Scan each line of the records for the word "area" and extract the ones that have it.

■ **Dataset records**
▬▬▬▬▬▬

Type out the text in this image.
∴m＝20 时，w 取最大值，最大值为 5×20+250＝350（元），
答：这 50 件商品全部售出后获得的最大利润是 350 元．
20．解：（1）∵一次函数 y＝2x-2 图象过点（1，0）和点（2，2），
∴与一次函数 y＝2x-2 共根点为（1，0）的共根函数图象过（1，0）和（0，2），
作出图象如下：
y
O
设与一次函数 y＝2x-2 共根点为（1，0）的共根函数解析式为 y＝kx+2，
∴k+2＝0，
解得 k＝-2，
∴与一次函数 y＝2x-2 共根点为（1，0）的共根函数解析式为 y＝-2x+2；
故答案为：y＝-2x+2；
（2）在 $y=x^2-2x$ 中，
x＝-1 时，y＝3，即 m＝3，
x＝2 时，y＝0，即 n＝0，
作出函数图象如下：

▬▬▬▬▬▬

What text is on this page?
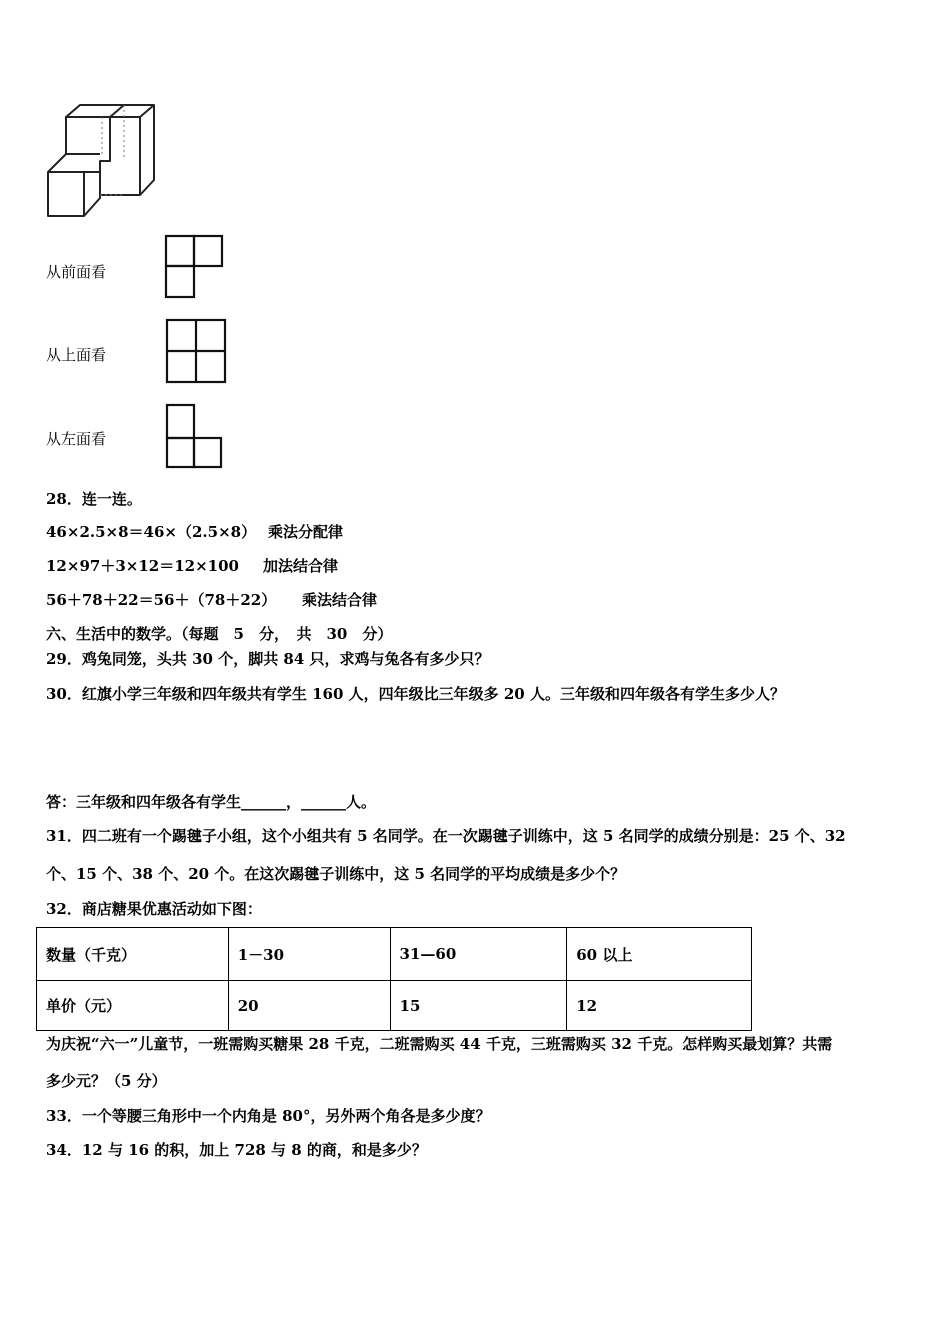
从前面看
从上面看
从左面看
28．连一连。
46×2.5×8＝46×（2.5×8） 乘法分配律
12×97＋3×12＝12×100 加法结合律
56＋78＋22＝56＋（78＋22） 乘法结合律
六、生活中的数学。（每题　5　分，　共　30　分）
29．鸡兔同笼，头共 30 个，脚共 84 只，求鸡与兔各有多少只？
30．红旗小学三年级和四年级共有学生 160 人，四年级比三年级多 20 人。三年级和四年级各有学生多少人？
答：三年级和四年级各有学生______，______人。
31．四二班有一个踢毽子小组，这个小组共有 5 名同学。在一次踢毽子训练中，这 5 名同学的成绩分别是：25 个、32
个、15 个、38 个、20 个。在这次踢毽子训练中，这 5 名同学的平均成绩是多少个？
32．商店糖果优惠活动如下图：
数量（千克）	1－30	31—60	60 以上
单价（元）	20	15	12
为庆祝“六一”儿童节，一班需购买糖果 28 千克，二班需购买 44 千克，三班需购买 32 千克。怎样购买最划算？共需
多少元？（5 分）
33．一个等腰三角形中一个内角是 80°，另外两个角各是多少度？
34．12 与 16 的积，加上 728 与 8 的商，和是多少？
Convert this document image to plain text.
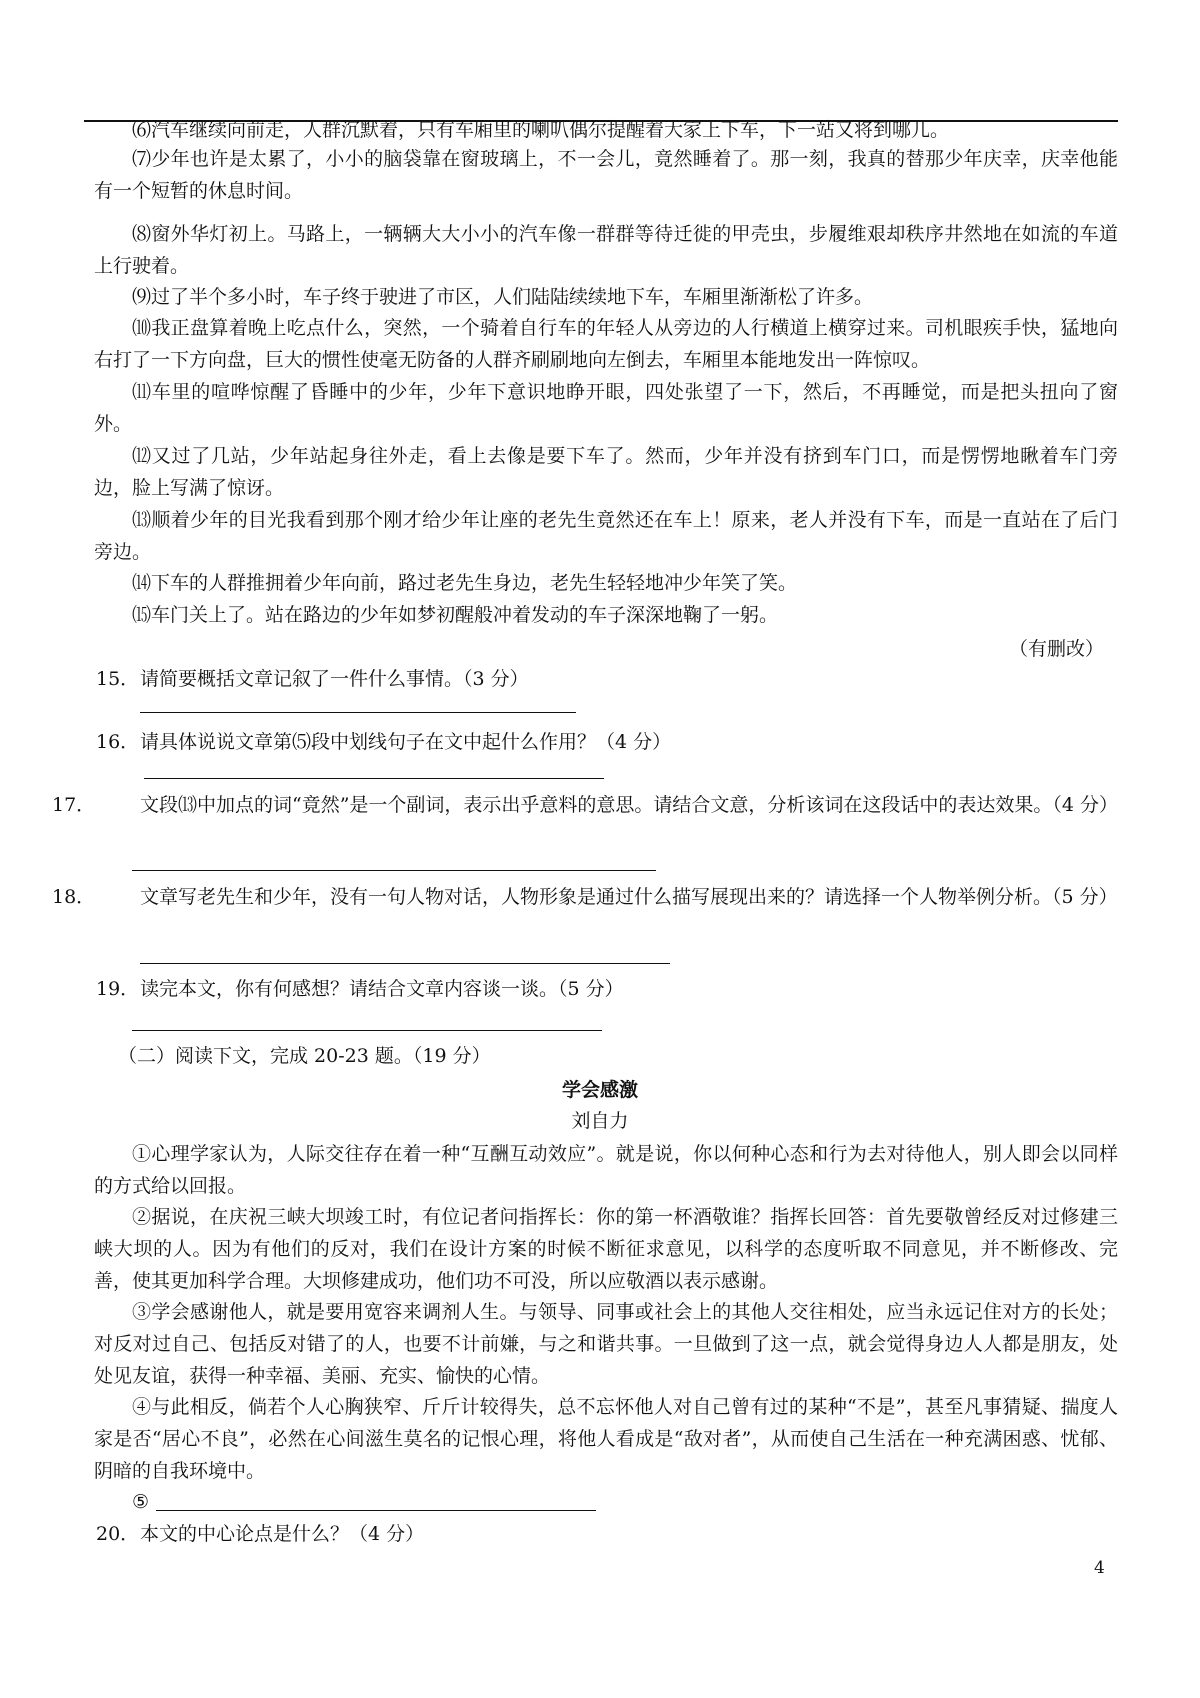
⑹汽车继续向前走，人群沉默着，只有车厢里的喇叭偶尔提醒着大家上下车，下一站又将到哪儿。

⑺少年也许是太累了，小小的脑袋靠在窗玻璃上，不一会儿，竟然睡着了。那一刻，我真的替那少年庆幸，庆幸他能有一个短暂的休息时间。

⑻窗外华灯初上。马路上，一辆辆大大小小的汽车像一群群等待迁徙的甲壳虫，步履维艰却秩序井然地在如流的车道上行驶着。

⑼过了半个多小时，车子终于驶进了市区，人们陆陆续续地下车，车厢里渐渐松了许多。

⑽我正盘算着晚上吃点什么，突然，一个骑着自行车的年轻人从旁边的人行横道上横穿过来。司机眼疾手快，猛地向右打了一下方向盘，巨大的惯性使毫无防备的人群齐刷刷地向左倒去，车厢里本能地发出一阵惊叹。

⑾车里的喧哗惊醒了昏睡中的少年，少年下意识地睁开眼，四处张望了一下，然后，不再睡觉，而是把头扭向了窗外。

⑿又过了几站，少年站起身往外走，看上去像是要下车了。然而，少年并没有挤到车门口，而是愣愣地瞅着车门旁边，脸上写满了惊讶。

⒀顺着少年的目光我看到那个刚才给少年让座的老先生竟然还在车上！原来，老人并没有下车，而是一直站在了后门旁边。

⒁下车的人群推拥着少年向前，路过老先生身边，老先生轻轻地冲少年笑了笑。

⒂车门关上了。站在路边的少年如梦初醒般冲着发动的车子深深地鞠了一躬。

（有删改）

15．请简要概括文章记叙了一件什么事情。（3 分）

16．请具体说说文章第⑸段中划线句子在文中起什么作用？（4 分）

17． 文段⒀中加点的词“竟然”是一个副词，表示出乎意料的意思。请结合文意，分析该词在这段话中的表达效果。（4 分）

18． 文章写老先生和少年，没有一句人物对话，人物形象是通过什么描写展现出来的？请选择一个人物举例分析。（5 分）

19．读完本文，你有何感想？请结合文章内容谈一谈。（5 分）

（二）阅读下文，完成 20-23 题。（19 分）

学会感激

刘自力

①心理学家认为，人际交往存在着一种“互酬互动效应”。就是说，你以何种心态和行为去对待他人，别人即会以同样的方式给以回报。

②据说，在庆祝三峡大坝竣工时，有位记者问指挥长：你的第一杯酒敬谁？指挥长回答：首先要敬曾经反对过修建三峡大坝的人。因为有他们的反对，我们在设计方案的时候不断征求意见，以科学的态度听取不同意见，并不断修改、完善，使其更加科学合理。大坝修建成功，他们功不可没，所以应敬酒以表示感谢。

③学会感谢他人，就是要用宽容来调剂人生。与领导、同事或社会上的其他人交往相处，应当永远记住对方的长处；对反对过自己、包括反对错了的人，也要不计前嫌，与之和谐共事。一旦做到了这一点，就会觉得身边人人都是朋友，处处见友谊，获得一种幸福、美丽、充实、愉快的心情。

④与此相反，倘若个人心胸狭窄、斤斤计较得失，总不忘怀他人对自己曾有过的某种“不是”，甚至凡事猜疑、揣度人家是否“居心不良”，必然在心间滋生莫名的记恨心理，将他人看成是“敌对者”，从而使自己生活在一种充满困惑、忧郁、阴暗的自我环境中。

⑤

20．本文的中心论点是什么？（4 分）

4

▬▬▬▬▬▬

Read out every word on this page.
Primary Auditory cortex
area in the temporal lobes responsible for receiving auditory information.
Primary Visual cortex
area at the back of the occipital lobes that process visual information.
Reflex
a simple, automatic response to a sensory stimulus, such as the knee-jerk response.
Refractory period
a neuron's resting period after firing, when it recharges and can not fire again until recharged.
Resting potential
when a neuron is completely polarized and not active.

▬▬▬▬▬▬

■ **EXERCISE RESULT**
area in the temporal lobes responsible for receiving auditory information.
area at the back of the occipital lobes that process visual information.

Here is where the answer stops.